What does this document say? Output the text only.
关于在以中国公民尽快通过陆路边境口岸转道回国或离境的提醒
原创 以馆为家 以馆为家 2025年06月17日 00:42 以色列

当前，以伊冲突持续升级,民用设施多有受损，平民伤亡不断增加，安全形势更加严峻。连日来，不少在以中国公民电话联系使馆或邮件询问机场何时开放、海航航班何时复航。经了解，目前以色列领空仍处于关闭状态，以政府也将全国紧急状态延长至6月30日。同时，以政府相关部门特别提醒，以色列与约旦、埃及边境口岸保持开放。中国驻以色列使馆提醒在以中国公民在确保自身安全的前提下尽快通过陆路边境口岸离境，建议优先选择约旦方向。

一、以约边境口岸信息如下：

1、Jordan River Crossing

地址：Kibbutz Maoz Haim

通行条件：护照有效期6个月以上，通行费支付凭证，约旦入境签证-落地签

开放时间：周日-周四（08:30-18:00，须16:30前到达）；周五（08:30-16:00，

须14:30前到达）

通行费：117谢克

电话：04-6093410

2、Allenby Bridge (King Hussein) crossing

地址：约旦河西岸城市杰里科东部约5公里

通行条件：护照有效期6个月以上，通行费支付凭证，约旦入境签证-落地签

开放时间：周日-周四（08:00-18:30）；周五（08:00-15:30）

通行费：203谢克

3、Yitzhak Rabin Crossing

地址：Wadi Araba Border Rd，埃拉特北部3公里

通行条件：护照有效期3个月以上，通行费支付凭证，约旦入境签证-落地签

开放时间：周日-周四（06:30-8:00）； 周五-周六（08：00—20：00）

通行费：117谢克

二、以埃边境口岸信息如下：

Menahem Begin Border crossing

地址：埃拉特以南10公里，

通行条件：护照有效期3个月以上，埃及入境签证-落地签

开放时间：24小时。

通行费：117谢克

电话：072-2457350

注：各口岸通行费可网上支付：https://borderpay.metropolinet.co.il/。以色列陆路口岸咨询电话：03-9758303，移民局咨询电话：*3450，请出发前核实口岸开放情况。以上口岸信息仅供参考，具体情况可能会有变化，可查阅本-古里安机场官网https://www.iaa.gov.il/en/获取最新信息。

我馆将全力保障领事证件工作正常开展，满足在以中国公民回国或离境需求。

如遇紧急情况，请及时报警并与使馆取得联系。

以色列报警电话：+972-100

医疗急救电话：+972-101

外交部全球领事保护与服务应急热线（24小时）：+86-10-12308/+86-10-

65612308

++++++++++++++++++++

» Stated exercise
Would you copy out each line exactly as written?

» Finished exercise
What does this document say? Output the text only.
关于在以中国公民尽快通过陆路边境口岸转道回国或离境的提醒
原创 以馆为家 以馆为家 2025年06月17日 00:42 以色列

当前，以伊冲突持续升级,民用设施多有受损，平民伤亡不断增加，安全形势更加严峻。连日来，不少在以中国公民电话联系使馆或邮件询问机场何时开放、海航航班何时复航。经了解，目前以色列领空仍处于关闭状态，以政府也将全国紧急状态延长至6月30日。同时，以政府相关部门特别提醒，以色列与约旦、埃及边境口岸保持开放。中国驻以色列使馆提醒在以中国公民在确保自身安全的前提下尽快通过陆路边境口岸离境，建议优先选择约旦方向。

一、以约边境口岸信息如下：

1、Jordan River Crossing

地址：Kibbutz Maoz Haim

通行条件：护照有效期6个月以上，通行费支付凭证，约旦入境签证-落地签

开放时间：周日-周四（08:30-18:00，须16:30前到达）；周五（08:30-16:00，

须14:30前到达）

通行费：117谢克

电话：04-6093410

2、Allenby Bridge (King Hussein) crossing

地址：约旦河西岸城市杰里科东部约5公里

通行条件：护照有效期6个月以上，通行费支付凭证，约旦入境签证-落地签

开放时间：周日-周四（08:00-18:30）；周五（08:00-15:30）

通行费：203谢克

3、Yitzhak Rabin Crossing

地址：Wadi Araba Border Rd，埃拉特北部3公里

通行条件：护照有效期3个月以上，通行费支付凭证，约旦入境签证-落地签

开放时间：周日-周四（06:30-8:00）； 周五-周六（08：00—20：00）

通行费：117谢克

二、以埃边境口岸信息如下：

Menahem Begin Border crossing

地址：埃拉特以南10公里，

通行条件：护照有效期3个月以上，埃及入境签证-落地签

开放时间：24小时。

通行费：117谢克

电话：072-2457350

注：各口岸通行费可网上支付：https://borderpay.metropolinet.co.il/。以色列陆路口岸咨询电话：03-9758303，移民局咨询电话：*3450，请出发前核实口岸开放情况。以上口岸信息仅供参考，具体情况可能会有变化，可查阅本-古里安机场官网https://www.iaa.gov.il/en/获取最新信息。

我馆将全力保障领事证件工作正常开展，满足在以中国公民回国或离境需求。

如遇紧急情况，请及时报警并与使馆取得联系。

以色列报警电话：+972-100

医疗急救电话：+972-101

外交部全球领事保护与服务应急热线（24小时）：+86-10-12308/+86-10-

65612308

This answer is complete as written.